Description of the task
All lines in the entries below that hold "Wert" make up the answer.
Segment Open
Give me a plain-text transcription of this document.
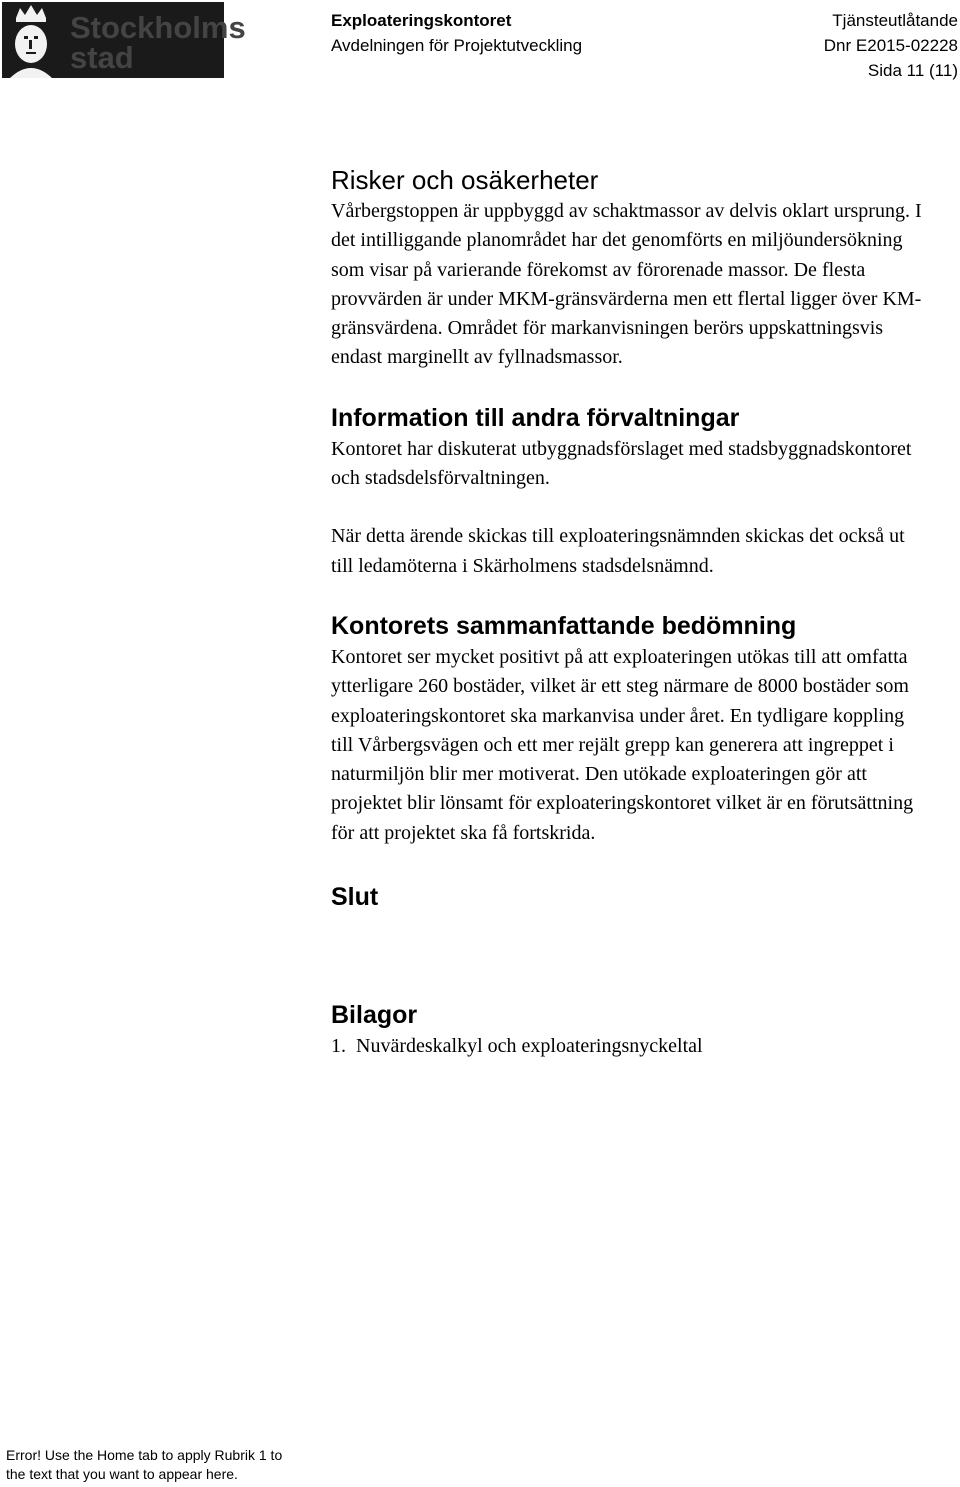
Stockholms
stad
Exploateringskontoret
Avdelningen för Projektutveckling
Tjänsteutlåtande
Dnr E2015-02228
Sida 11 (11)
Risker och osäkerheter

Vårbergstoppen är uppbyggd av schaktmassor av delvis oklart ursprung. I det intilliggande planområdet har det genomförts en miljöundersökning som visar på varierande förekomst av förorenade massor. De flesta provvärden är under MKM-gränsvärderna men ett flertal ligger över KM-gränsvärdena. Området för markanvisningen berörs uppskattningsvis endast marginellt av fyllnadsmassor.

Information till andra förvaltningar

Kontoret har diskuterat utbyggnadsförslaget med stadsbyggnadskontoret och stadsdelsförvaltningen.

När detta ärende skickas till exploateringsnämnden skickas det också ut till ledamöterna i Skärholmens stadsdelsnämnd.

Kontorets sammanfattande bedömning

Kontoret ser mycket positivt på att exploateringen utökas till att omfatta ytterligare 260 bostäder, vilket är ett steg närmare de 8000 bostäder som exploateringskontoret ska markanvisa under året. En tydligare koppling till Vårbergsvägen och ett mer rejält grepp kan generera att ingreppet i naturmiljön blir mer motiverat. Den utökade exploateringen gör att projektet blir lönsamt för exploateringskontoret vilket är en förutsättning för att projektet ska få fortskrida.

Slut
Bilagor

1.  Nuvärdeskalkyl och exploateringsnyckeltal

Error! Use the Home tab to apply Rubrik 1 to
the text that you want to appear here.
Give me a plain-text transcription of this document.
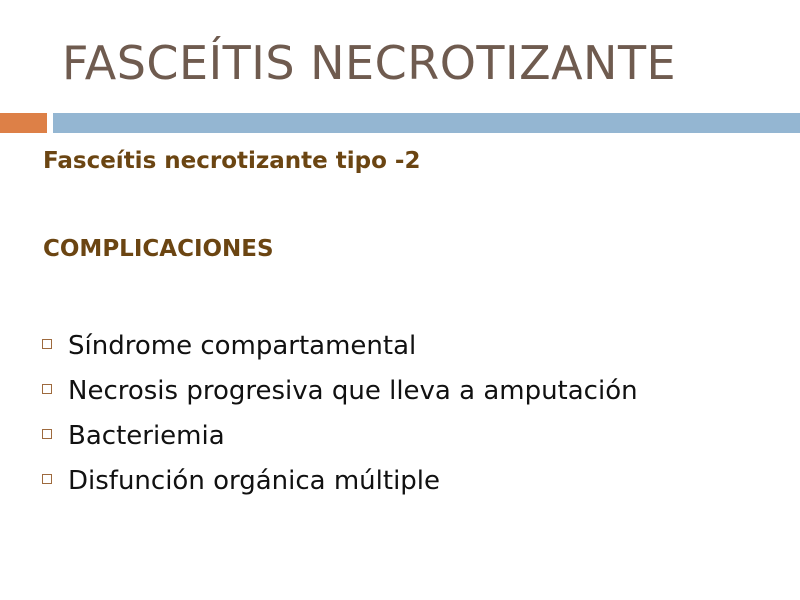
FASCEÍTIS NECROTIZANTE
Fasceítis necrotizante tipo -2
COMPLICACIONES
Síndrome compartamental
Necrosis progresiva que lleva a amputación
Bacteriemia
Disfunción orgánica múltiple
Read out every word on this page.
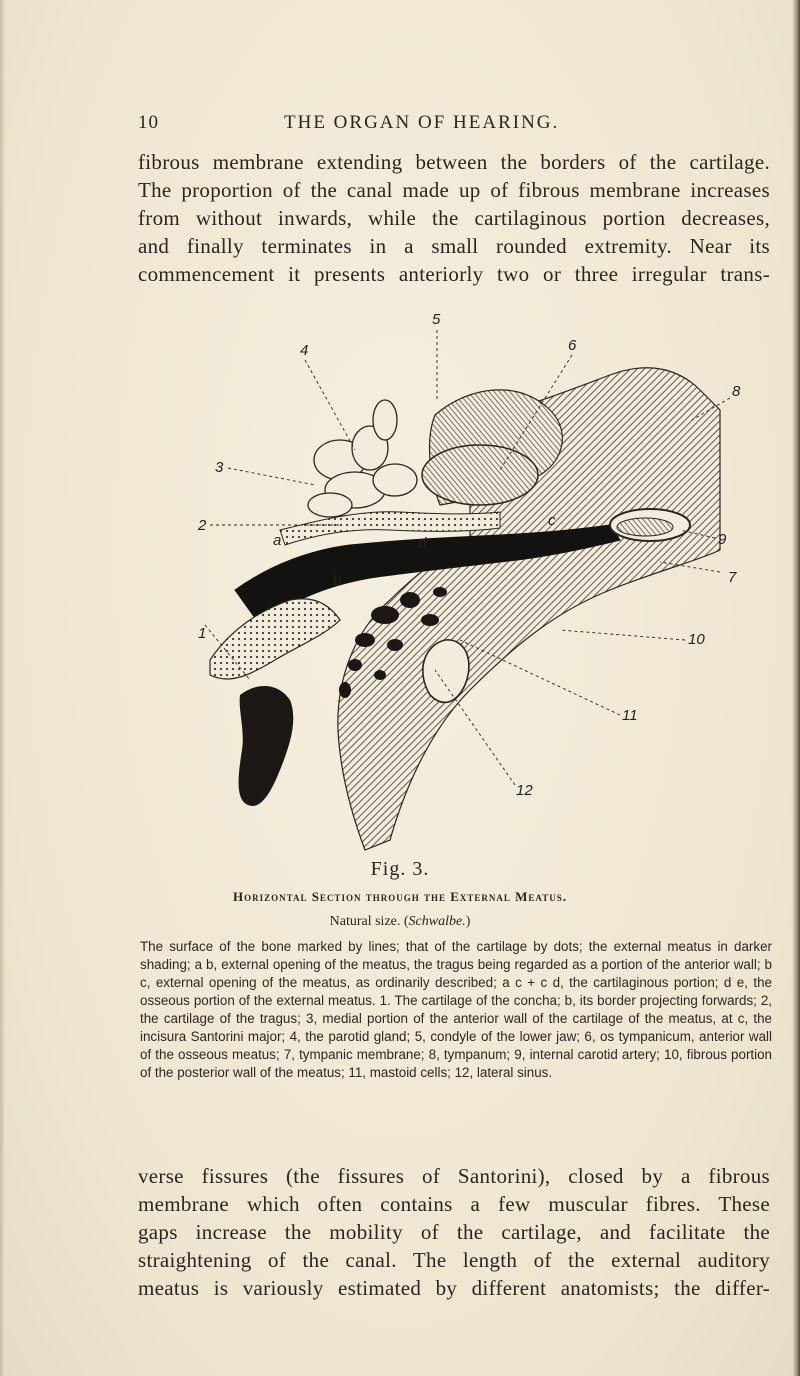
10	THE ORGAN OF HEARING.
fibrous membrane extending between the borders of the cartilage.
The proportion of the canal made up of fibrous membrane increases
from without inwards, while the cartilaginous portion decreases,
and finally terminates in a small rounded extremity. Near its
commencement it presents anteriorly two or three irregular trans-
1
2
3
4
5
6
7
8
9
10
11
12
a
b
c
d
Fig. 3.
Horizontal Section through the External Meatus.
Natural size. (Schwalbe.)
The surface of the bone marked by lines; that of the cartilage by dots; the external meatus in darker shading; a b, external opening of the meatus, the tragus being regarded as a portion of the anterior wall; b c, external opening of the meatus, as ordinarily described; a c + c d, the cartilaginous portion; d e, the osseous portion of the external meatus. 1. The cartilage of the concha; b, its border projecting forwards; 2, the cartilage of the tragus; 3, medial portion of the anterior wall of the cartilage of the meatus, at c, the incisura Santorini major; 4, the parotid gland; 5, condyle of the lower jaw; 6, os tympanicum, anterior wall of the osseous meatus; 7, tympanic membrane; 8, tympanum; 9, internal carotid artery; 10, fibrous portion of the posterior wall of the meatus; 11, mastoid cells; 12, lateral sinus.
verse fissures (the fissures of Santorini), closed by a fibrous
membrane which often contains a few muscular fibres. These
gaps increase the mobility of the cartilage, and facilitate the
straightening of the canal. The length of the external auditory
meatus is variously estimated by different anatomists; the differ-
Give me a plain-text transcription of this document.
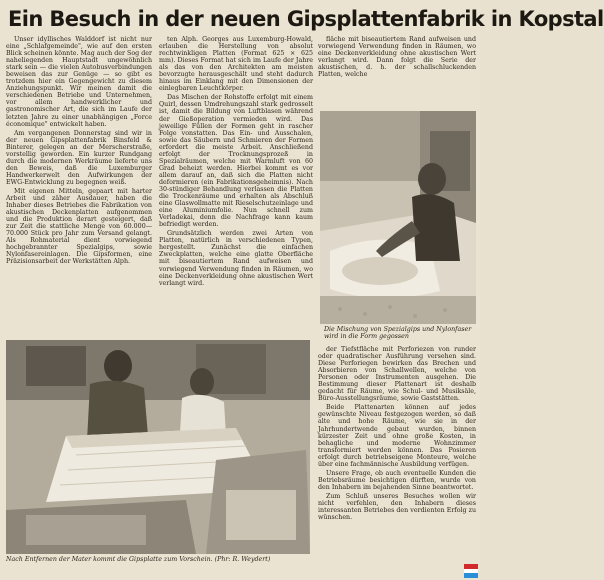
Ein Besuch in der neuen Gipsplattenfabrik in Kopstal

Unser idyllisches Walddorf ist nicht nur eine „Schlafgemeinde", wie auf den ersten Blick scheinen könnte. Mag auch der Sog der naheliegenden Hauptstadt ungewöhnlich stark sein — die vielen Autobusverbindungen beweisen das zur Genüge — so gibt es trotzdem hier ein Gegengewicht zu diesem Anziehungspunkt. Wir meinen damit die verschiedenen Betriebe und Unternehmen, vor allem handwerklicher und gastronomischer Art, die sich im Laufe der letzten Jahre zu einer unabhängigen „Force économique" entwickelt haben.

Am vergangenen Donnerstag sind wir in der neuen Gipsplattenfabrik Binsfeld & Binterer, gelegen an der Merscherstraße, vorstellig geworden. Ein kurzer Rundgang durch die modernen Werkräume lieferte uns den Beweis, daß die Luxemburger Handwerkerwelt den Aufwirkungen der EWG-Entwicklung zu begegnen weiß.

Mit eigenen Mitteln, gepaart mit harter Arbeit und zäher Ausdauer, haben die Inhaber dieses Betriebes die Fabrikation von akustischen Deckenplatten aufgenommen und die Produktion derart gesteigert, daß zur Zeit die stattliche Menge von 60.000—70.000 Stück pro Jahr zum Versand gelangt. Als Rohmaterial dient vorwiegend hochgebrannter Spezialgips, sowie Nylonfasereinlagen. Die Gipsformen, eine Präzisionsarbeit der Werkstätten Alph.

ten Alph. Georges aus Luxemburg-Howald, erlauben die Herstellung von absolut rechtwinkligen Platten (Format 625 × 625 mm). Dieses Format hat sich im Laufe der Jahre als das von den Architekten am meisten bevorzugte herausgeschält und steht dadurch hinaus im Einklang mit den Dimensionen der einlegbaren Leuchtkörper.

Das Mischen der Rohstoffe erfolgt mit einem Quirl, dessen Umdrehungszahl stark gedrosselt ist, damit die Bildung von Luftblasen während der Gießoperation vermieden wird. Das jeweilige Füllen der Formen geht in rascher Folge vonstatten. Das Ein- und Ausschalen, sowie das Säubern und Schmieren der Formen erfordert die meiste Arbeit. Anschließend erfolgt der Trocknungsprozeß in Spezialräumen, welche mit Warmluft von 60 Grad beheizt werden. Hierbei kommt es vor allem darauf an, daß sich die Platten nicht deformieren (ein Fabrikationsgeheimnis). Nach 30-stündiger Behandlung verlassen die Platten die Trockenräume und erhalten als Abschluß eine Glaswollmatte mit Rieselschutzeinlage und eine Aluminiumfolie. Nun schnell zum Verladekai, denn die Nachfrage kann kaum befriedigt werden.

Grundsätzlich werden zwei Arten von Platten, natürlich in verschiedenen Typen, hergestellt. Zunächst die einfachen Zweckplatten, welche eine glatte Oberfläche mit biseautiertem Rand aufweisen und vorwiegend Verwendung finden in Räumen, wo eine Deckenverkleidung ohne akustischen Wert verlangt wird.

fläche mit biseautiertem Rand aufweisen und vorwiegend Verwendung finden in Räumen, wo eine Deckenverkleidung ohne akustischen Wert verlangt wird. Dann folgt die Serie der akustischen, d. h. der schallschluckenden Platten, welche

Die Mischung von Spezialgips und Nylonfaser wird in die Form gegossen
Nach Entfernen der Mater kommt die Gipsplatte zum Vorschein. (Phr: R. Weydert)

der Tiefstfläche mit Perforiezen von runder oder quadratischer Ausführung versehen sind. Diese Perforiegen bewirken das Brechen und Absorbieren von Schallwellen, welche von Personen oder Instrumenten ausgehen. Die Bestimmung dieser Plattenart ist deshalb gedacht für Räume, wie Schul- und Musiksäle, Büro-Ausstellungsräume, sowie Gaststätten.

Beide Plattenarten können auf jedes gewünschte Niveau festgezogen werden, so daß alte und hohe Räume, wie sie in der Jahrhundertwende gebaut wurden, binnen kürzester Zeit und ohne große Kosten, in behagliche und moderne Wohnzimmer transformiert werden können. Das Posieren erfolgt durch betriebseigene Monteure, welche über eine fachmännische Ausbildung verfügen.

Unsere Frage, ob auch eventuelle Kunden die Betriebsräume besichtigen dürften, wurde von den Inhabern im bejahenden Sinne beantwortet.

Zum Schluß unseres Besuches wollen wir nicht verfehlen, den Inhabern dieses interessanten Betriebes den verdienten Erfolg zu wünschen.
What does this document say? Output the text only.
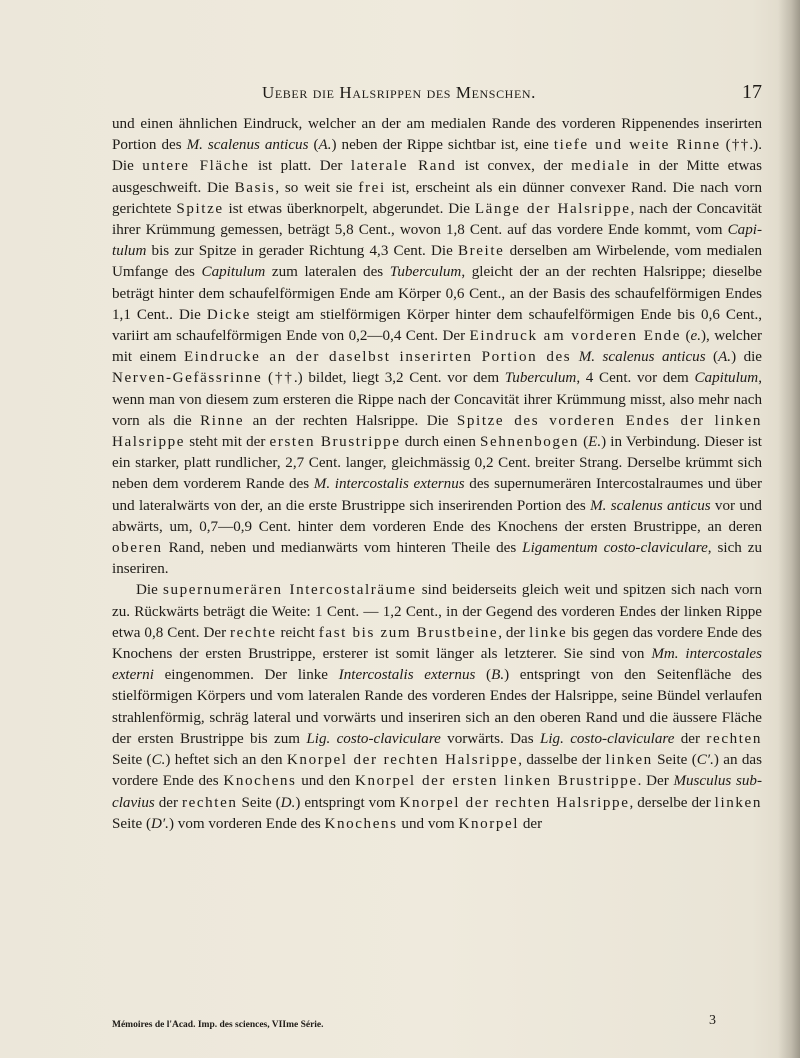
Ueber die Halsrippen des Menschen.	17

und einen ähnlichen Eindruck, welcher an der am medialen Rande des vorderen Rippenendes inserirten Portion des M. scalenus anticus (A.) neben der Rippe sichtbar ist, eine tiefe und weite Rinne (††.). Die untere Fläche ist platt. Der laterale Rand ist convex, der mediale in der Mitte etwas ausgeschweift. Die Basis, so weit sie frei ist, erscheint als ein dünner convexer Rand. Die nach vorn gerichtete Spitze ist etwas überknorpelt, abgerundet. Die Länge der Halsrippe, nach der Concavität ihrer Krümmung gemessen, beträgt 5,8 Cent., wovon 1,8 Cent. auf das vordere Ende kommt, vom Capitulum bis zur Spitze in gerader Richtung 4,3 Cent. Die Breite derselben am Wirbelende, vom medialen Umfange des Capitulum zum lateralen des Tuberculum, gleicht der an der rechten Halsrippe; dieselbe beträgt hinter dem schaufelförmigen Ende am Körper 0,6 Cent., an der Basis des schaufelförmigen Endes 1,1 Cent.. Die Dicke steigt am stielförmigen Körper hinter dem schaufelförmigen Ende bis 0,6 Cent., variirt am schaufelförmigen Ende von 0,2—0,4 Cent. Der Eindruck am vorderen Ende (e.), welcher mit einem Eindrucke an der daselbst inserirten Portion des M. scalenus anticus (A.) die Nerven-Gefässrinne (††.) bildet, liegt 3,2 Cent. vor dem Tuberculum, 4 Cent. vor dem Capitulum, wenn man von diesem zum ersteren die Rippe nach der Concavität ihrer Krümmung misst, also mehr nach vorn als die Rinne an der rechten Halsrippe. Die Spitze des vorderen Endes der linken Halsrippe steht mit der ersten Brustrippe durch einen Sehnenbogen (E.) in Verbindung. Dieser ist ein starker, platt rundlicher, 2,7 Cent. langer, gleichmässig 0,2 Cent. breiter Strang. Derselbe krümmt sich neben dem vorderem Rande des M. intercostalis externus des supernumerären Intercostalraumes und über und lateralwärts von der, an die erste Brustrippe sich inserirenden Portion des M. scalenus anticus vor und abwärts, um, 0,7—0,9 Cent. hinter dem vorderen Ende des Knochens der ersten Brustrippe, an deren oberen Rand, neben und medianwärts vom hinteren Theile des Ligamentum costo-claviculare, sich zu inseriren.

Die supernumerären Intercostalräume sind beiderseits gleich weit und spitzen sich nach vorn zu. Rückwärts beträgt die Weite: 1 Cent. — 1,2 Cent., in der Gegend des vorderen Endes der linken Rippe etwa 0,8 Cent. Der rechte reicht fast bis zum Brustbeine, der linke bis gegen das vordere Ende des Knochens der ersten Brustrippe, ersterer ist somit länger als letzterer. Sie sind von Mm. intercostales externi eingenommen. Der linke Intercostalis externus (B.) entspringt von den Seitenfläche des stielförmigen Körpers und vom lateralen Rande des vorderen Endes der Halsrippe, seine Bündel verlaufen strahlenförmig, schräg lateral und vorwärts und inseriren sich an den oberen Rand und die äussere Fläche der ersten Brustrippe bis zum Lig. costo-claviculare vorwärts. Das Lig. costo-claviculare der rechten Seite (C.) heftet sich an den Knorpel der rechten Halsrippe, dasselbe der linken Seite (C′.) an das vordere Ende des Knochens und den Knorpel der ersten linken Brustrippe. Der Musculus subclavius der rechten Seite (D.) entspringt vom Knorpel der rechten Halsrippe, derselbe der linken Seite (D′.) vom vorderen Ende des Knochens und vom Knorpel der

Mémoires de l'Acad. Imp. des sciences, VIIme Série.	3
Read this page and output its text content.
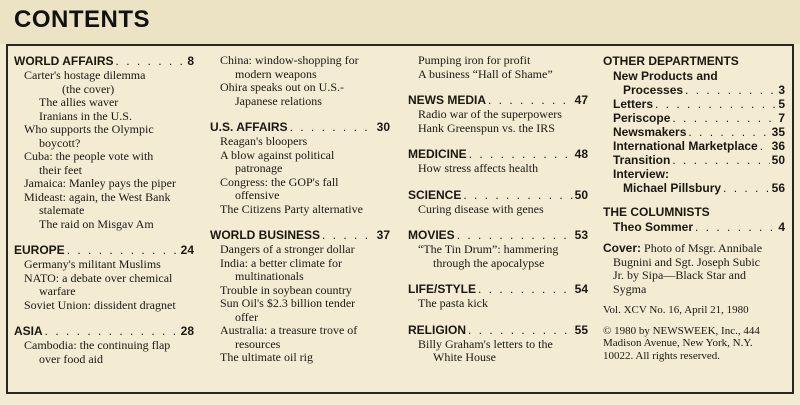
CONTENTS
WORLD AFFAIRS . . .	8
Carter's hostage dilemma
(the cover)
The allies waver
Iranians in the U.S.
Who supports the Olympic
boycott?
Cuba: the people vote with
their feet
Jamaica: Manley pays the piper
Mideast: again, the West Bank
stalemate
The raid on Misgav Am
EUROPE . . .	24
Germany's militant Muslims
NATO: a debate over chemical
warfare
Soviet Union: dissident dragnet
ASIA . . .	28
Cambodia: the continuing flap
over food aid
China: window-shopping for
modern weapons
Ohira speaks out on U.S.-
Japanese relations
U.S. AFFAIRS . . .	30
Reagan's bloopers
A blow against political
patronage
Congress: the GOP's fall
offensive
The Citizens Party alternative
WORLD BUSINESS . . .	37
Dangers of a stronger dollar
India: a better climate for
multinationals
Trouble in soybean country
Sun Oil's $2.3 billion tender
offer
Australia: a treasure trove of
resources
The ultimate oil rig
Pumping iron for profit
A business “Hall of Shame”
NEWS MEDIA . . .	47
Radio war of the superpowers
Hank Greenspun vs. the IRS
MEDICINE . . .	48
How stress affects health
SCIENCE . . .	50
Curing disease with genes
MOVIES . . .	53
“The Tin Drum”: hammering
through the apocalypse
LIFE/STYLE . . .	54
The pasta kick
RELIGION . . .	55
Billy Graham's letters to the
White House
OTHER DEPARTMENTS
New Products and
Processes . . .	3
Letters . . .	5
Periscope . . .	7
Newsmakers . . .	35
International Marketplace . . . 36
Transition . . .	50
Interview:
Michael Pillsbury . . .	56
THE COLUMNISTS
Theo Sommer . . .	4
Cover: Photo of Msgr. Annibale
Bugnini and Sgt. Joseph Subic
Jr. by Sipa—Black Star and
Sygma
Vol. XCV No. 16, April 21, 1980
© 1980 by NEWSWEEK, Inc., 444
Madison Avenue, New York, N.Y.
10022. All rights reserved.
Segment Closed
Solution to this exercise
Grundsätzlich werden zwei Arten von Platten, natürlich in verschiedenen Typen, hergestellt. Zunächst die einfachen Zweckplatten, welche eine glatte Oberfläche mit biseautiertem Rand aufweisen und vorwiegend Verwendung finden in Räumen, wo eine Deckenverkleidung ohne akustischen Wert verlangt wird.
fläche mit biseautiertem Rand aufweisen und vorwiegend Verwendung finden in Räumen, wo eine Deckenverkleidung ohne akustischen Wert verlangt wird. Dann folgt die Serie der akustischen, d. h. der schallschluckenden Platten, welche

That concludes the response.